Figure collection entries:
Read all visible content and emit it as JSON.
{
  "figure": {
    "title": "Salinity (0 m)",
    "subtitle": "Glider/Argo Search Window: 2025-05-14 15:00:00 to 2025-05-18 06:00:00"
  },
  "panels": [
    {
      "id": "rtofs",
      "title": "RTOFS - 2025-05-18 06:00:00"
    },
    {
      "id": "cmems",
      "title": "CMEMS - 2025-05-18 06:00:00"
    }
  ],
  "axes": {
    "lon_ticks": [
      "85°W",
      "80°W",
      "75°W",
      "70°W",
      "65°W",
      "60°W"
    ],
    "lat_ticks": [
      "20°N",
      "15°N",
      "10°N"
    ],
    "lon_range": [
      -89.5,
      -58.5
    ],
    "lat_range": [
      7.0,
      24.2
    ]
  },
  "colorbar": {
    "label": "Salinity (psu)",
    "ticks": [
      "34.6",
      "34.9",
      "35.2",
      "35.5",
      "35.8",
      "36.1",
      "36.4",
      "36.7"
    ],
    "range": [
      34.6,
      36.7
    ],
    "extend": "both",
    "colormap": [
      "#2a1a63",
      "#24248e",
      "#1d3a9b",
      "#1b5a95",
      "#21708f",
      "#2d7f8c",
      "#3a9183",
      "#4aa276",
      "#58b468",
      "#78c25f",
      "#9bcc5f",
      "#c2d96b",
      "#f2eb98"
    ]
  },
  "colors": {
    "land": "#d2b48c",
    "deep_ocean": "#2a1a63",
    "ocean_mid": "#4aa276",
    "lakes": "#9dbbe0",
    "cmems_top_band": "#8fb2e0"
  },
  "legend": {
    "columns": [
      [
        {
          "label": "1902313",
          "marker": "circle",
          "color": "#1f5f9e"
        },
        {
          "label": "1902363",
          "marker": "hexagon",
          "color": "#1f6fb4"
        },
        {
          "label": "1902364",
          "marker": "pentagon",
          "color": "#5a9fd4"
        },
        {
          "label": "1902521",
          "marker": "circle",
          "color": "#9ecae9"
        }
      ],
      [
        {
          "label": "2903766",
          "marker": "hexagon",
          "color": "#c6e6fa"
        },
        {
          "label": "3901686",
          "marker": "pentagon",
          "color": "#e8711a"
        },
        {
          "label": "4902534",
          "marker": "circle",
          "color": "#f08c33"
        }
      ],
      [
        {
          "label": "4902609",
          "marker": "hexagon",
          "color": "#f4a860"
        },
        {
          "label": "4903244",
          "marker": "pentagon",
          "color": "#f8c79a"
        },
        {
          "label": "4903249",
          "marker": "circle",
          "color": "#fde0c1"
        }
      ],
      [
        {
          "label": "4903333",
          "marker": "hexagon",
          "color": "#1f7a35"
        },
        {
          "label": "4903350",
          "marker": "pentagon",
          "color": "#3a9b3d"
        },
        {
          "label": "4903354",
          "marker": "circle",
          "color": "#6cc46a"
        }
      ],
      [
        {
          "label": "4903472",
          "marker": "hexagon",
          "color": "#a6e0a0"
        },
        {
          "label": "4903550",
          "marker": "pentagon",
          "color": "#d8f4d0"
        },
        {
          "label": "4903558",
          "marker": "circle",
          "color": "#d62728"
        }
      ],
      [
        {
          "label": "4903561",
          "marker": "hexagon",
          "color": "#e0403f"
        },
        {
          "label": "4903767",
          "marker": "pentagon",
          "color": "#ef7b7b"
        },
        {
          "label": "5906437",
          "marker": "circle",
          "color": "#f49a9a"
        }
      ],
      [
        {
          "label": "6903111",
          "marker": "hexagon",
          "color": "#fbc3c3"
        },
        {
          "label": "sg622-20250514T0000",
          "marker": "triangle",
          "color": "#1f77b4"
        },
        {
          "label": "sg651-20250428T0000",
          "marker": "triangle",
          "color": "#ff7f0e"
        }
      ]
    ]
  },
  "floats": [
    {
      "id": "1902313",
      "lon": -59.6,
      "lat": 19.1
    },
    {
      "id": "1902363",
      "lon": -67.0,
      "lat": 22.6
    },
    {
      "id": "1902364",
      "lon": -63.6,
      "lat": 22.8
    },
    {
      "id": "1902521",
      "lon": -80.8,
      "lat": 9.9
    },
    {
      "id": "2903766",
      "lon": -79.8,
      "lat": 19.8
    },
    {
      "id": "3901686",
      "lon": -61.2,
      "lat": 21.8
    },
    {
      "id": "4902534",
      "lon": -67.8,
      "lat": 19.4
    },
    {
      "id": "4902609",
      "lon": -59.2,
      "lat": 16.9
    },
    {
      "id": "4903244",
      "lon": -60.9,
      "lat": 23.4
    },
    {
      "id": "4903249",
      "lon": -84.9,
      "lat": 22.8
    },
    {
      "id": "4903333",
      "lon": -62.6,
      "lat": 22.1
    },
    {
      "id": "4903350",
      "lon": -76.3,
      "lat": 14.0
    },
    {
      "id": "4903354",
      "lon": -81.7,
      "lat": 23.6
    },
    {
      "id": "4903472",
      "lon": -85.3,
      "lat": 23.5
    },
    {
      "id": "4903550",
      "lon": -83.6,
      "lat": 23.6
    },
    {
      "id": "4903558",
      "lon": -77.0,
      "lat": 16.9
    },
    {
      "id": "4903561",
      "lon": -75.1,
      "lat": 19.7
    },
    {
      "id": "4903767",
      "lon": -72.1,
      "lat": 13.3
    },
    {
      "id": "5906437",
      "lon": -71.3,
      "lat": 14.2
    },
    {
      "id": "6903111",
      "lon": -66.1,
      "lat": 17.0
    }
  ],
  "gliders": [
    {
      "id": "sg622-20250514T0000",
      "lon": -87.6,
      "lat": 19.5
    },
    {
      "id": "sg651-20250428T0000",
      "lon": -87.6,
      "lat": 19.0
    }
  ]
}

INSTRUCTIONS FOR THE TASK: Copy down the material exactly as written.

SOLUTION FOR THIS EXERCISE:
Read all visible content and emit it as JSON.
{
  "figure": {
    "title": "Salinity (0 m)",
    "subtitle": "Glider/Argo Search Window: 2025-05-14 15:00:00 to 2025-05-18 06:00:00"
  },
  "panels": [
    {
      "id": "rtofs",
      "title": "RTOFS - 2025-05-18 06:00:00"
    },
    {
      "id": "cmems",
      "title": "CMEMS - 2025-05-18 06:00:00"
    }
  ],
  "axes": {
    "lon_ticks": [
      "85°W",
      "80°W",
      "75°W",
      "70°W",
      "65°W",
      "60°W"
    ],
    "lat_ticks": [
      "20°N",
      "15°N",
      "10°N"
    ],
    "lon_range": [
      -89.5,
      -58.5
    ],
    "lat_range": [
      7.0,
      24.2
    ]
  },
  "colorbar": {
    "label": "Salinity (psu)",
    "ticks": [
      "34.6",
      "34.9",
      "35.2",
      "35.5",
      "35.8",
      "36.1",
      "36.4",
      "36.7"
    ],
    "range": [
      34.6,
      36.7
    ],
    "extend": "both",
    "colormap": [
      "#2a1a63",
      "#24248e",
      "#1d3a9b",
      "#1b5a95",
      "#21708f",
      "#2d7f8c",
      "#3a9183",
      "#4aa276",
      "#58b468",
      "#78c25f",
      "#9bcc5f",
      "#c2d96b",
      "#f2eb98"
    ]
  },
  "colors": {
    "land": "#d2b48c",
    "deep_ocean": "#2a1a63",
    "ocean_mid": "#4aa276",
    "lakes": "#9dbbe0",
    "cmems_top_band": "#8fb2e0"
  },
  "legend": {
    "columns": [
      [
        {
          "label": "1902313",
          "marker": "circle",
          "color": "#1f5f9e"
        },
        {
          "label": "1902363",
          "marker": "hexagon",
          "color": "#1f6fb4"
        },
        {
          "label": "1902364",
          "marker": "pentagon",
          "color": "#5a9fd4"
        },
        {
          "label": "1902521",
          "marker": "circle",
          "color": "#9ecae9"
        }
      ],
      [
        {
          "label": "2903766",
          "marker": "hexagon",
          "color": "#c6e6fa"
        },
        {
          "label": "3901686",
          "marker": "pentagon",
          "color": "#e8711a"
        },
        {
          "label": "4902534",
          "marker": "circle",
          "color": "#f08c33"
        }
      ],
      [
        {
          "label": "4902609",
          "marker": "hexagon",
          "color": "#f4a860"
        },
        {
          "label": "4903244",
          "marker": "pentagon",
          "color": "#f8c79a"
        },
        {
          "label": "4903249",
          "marker": "circle",
          "color": "#fde0c1"
        }
      ],
      [
        {
          "label": "4903333",
          "marker": "hexagon",
          "color": "#1f7a35"
        },
        {
          "label": "4903350",
          "marker": "pentagon",
          "color": "#3a9b3d"
        },
        {
          "label": "4903354",
          "marker": "circle",
          "color": "#6cc46a"
        }
      ],
      [
        {
          "label": "4903472",
          "marker": "hexagon",
          "color": "#a6e0a0"
        },
        {
          "label": "4903550",
          "marker": "pentagon",
          "color": "#d8f4d0"
        },
        {
          "label": "4903558",
          "marker": "circle",
          "color": "#d62728"
        }
      ],
      [
        {
          "label": "4903561",
          "marker": "hexagon",
          "color": "#e0403f"
        },
        {
          "label": "4903767",
          "marker": "pentagon",
          "color": "#ef7b7b"
        },
        {
          "label": "5906437",
          "marker": "circle",
          "color": "#f49a9a"
        }
      ],
      [
        {
          "label": "6903111",
          "marker": "hexagon",
          "color": "#fbc3c3"
        },
        {
          "label": "sg622-20250514T0000",
          "marker": "triangle",
          "color": "#1f77b4"
        },
        {
          "label": "sg651-20250428T0000",
          "marker": "triangle",
          "color": "#ff7f0e"
        }
      ]
    ]
  },
  "floats": [
    {
      "id": "1902313",
      "lon": -59.6,
      "lat": 19.1
    },
    {
      "id": "1902363",
      "lon": -67.0,
      "lat": 22.6
    },
    {
      "id": "1902364",
      "lon": -63.6,
      "lat": 22.8
    },
    {
      "id": "1902521",
      "lon": -80.8,
      "lat": 9.9
    },
    {
      "id": "2903766",
      "lon": -79.8,
      "lat": 19.8
    },
    {
      "id": "3901686",
      "lon": -61.2,
      "lat": 21.8
    },
    {
      "id": "4902534",
      "lon": -67.8,
      "lat": 19.4
    },
    {
      "id": "4902609",
      "lon": -59.2,
      "lat": 16.9
    },
    {
      "id": "4903244",
      "lon": -60.9,
      "lat": 23.4
    },
    {
      "id": "4903249",
      "lon": -84.9,
      "lat": 22.8
    },
    {
      "id": "4903333",
      "lon": -62.6,
      "lat": 22.1
    },
    {
      "id": "4903350",
      "lon": -76.3,
      "lat": 14.0
    },
    {
      "id": "4903354",
      "lon": -81.7,
      "lat": 23.6
    },
    {
      "id": "4903472",
      "lon": -85.3,
      "lat": 23.5
    },
    {
      "id": "4903550",
      "lon": -83.6,
      "lat": 23.6
    },
    {
      "id": "4903558",
      "lon": -77.0,
      "lat": 16.9
    },
    {
      "id": "4903561",
      "lon": -75.1,
      "lat": 19.7
    },
    {
      "id": "4903767",
      "lon": -72.1,
      "lat": 13.3
    },
    {
      "id": "5906437",
      "lon": -71.3,
      "lat": 14.2
    },
    {
      "id": "6903111",
      "lon": -66.1,
      "lat": 17.0
    }
  ],
  "gliders": [
    {
      "id": "sg622-20250514T0000",
      "lon": -87.6,
      "lat": 19.5
    },
    {
      "id": "sg651-20250428T0000",
      "lon": -87.6,
      "lat": 19.0
    }
  ]
}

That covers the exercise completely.